--- Lesetext ---
● ● ● ●

# TDD-Beispiel 2: kürzeste Pfade in Graphen



## mrBrown (1. Okt 2020)

Jetzt mal ein etwas größeres Beispiel als FizzBuzz zu Test Driven Development: Finden eines kürzesten Pfads in ungerichteten Graphen.
Das Beispiel findet man öfters mal im Netz, auch mit unterschiedlichen "Lösungswegen", und ich kann jedem nur empfehlen, das mal selbst zu versuchen. (Wobei das eigentlich für jedes Beispiel gilt, das _Bowling-Kata_ und _Sortieren eines Arrays_ sind auch schöne Beispiele.)

Das ganze ist weniger Tutorial und mehr einfach nur ein Beispiel um es mal zu zeigen, bei Fragen aber einfach was sagen 
Der ganze Code findet sich im Repo, potentiell geh ich hier auch nicht auf jede Kleinigkeit ein, aber für einen Überblick sollte es trotzdem auch hier reichen.

● ● ● ●

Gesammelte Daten
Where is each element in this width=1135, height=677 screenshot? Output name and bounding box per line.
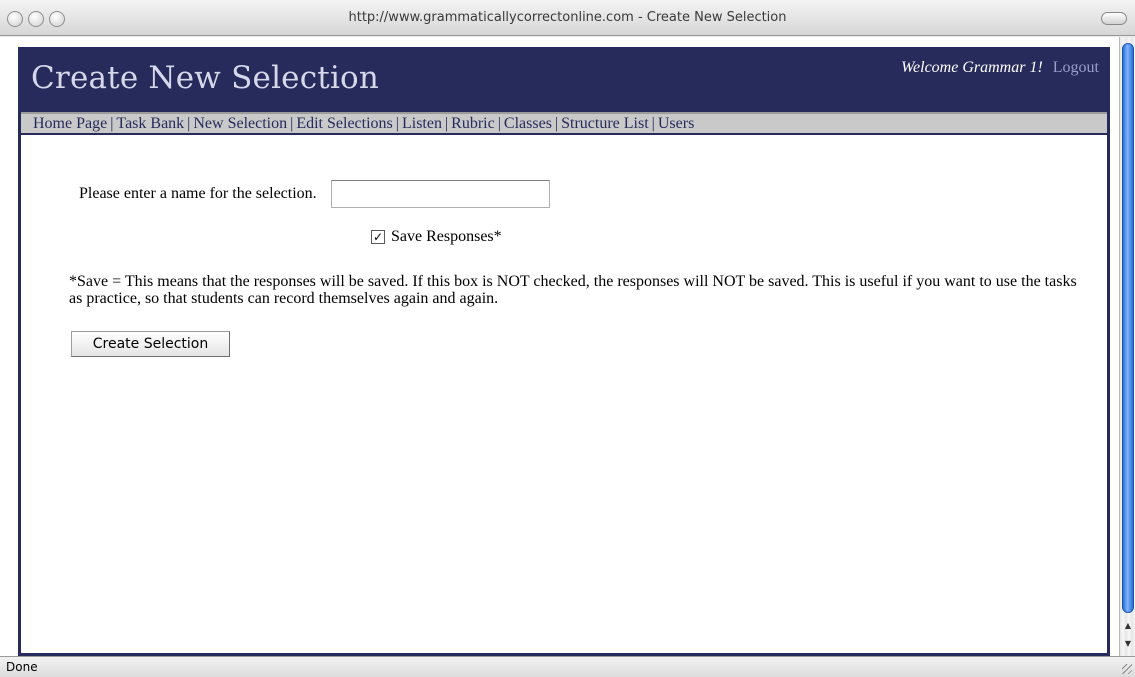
nav-separator: |: [497, 115, 501, 132]
page-frame: Create New Selection Welcome Grammar 1! …: [18, 47, 1110, 656]
selection-name-label: Please enter a name for the selection.: [79, 185, 317, 202]
vertical-scrollbar[interactable]: ▲ ▼: [1119, 37, 1135, 656]
nav-listen[interactable]: Listen: [402, 115, 442, 132]
status-bar: Done: [0, 656, 1135, 677]
nav-separator: |: [651, 115, 655, 132]
save-responses-label: Save Responses*: [391, 228, 502, 245]
selection-name-row: Please enter a name for the selection.: [79, 180, 550, 208]
save-responses-checkbox[interactable]: ✓: [371, 230, 385, 244]
scroll-down-arrow-icon[interactable]: ▼: [1123, 639, 1133, 649]
nav-separator: |: [444, 115, 449, 132]
nav-task-bank[interactable]: Task Bank: [116, 115, 184, 132]
resize-grip-icon[interactable]: [1122, 664, 1132, 674]
save-responses-row: ✓ Save Responses*: [371, 228, 502, 246]
nav-separator: |: [554, 115, 559, 132]
nav-edit-selections[interactable]: Edit Selections: [296, 115, 392, 132]
page-title: Create New Selection: [31, 60, 380, 96]
nav-separator: |: [187, 115, 191, 132]
welcome-area: Welcome Grammar 1! Logout: [901, 59, 1099, 77]
nav-home-page[interactable]: Home Page: [33, 115, 107, 132]
scroll-up-arrow-icon[interactable]: ▲: [1123, 621, 1133, 631]
status-text: Done: [6, 660, 38, 674]
selection-name-input[interactable]: [330, 180, 550, 208]
window-titlebar: http://www.grammaticallycorrectonline.co…: [0, 0, 1135, 36]
toolbar-toggle-button[interactable]: [1101, 12, 1127, 25]
scrollbar-thumb[interactable]: [1122, 43, 1134, 613]
browser-viewport: Create New Selection Welcome Grammar 1! …: [0, 37, 1119, 656]
create-selection-button[interactable]: Create Selection: [71, 331, 230, 357]
window-title: http://www.grammaticallycorrectonline.co…: [348, 10, 787, 25]
nav-users[interactable]: Users: [658, 115, 694, 132]
welcome-text: Welcome Grammar 1!: [901, 59, 1043, 76]
nav-separator: |: [395, 115, 399, 132]
nav-classes[interactable]: Classes: [504, 115, 552, 132]
nav-new-selection[interactable]: New Selection: [193, 115, 287, 132]
logout-link[interactable]: Logout: [1053, 59, 1099, 76]
nav-structure-list[interactable]: Structure List: [561, 115, 649, 132]
nav-bar: Home Page | Task Bank | New Selection | Edit S…: [21, 112, 1107, 135]
nav-rubric[interactable]: Rubric: [451, 115, 495, 132]
save-explanation-note: *Save = This means that the responses wi…: [69, 273, 1077, 307]
nav-separator: |: [290, 115, 294, 132]
page-header: Create New Selection Welcome Grammar 1! …: [21, 50, 1107, 112]
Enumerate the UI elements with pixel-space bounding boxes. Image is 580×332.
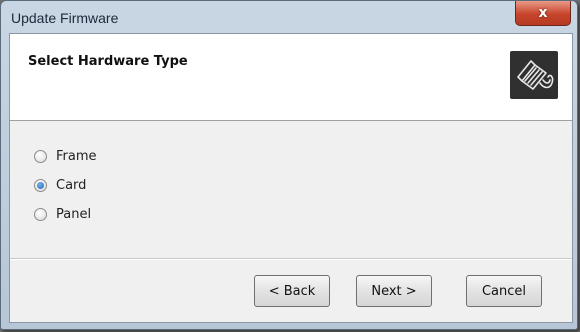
back-button[interactable]: < Back <box>254 275 330 307</box>
option-panel-label: Panel <box>56 207 92 222</box>
next-button[interactable]: Next > <box>356 275 432 307</box>
dialog-window: Update Firmware x Select Hardware Type F… <box>0 0 578 330</box>
option-frame[interactable]: Frame <box>34 142 97 171</box>
option-panel[interactable]: Panel <box>34 200 97 229</box>
close-icon: x <box>538 5 548 21</box>
hardware-type-options: Frame Card Panel <box>34 142 97 229</box>
page-title: Select Hardware Type <box>28 54 188 69</box>
wizard-header: Select Hardware Type <box>10 34 572 121</box>
option-card[interactable]: Card <box>34 171 97 200</box>
footer-divider <box>10 258 572 260</box>
radio-panel[interactable] <box>34 208 47 221</box>
close-button[interactable]: x <box>515 1 571 26</box>
window-title: Update Firmware <box>11 10 119 26</box>
title-bar[interactable]: Update Firmware x <box>1 1 577 37</box>
radio-frame[interactable] <box>34 150 47 163</box>
option-card-label: Card <box>56 178 87 193</box>
hardware-cable-icon <box>510 51 558 99</box>
option-frame-label: Frame <box>56 149 97 164</box>
radio-card[interactable] <box>34 179 47 192</box>
dialog-body: Select Hardware Type Frame Card Panel < … <box>9 33 573 323</box>
cancel-button[interactable]: Cancel <box>466 275 542 307</box>
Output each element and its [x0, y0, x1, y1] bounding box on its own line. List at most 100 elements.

● ● ● ●

--- Kurze Aufgabe 1 ---
Welche zwei Beispiele nennt der Lesetext über kürzeste Pfade in Graphen zusätzlich als schöne Beispiele?
--- Kurze Aufgabe 2 ---
Gib aus den Datensätzen nur den Abschnitt wieder, der mit der Zeile mit "nav-separator: |: [497, 115, 501, 132]" beginnt und mit der Zeile mit "vertical-scrollbar[interactable]: ▲ ▼: [1119, 37, 1135, 656]" endet. Ersetze darin "enter" durch "type" und lass alles andere unverändert.
Der Lesetext und die Datensätze haben unterschiedliche Quellen.

--- Endgültige Antwort 1 ---
Die Bowling-Kata und das Sortieren eines Arrays.

--- Endgültige Antwort 2 ---
nav-separator: |: [497, 115, 501, 132]
page-frame: Create New Selection Welcome Grammar 1! …: [18, 47, 1110, 656]
selection-name-label: Please type a name for the selection.: [79, 185, 317, 202]
vertical-scrollbar[interactable]: ▲ ▼: [1119, 37, 1135, 656]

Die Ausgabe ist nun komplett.